### DATA TO PROCESS
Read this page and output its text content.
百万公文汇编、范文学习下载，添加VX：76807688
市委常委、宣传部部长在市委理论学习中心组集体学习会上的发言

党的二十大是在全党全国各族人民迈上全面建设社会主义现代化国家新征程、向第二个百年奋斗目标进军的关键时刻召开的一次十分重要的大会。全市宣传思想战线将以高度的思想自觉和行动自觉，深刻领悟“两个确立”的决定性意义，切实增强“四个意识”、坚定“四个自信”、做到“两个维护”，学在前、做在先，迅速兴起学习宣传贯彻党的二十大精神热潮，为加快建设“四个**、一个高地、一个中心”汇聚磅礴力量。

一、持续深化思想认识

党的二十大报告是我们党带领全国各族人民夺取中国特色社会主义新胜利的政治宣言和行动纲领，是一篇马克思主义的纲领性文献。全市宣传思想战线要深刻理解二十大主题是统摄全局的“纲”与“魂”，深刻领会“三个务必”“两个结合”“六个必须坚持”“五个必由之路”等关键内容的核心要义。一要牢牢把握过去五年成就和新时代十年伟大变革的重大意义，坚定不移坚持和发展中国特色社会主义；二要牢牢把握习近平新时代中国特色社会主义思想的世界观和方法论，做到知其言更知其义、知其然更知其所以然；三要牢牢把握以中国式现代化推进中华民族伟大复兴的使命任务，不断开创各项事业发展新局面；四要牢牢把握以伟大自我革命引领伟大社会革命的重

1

### AIM
Give the entries once more, exactly as they appear.

### REPLY TO THE EXERCISE
Read this page and output its text content.
百万公文汇编、范文学习下载，添加VX：76807688
市委常委、宣传部部长在市委理论学习中心组集体学习会上的发言

党的二十大是在全党全国各族人民迈上全面建设社会主义现代化国家新征程、向第二个百年奋斗目标进军的关键时刻召开的一次十分重要的大会。全市宣传思想战线将以高度的思想自觉和行动自觉，深刻领悟“两个确立”的决定性意义，切实增强“四个意识”、坚定“四个自信”、做到“两个维护”，学在前、做在先，迅速兴起学习宣传贯彻党的二十大精神热潮，为加快建设“四个**、一个高地、一个中心”汇聚磅礴力量。

一、持续深化思想认识

党的二十大报告是我们党带领全国各族人民夺取中国特色社会主义新胜利的政治宣言和行动纲领，是一篇马克思主义的纲领性文献。全市宣传思想战线要深刻理解二十大主题是统摄全局的“纲”与“魂”，深刻领会“三个务必”“两个结合”“六个必须坚持”“五个必由之路”等关键内容的核心要义。一要牢牢把握过去五年成就和新时代十年伟大变革的重大意义，坚定不移坚持和发展中国特色社会主义；二要牢牢把握习近平新时代中国特色社会主义思想的世界观和方法论，做到知其言更知其义、知其然更知其所以然；三要牢牢把握以中国式现代化推进中华民族伟大复兴的使命任务，不断开创各项事业发展新局面；四要牢牢把握以伟大自我革命引领伟大社会革命的重

1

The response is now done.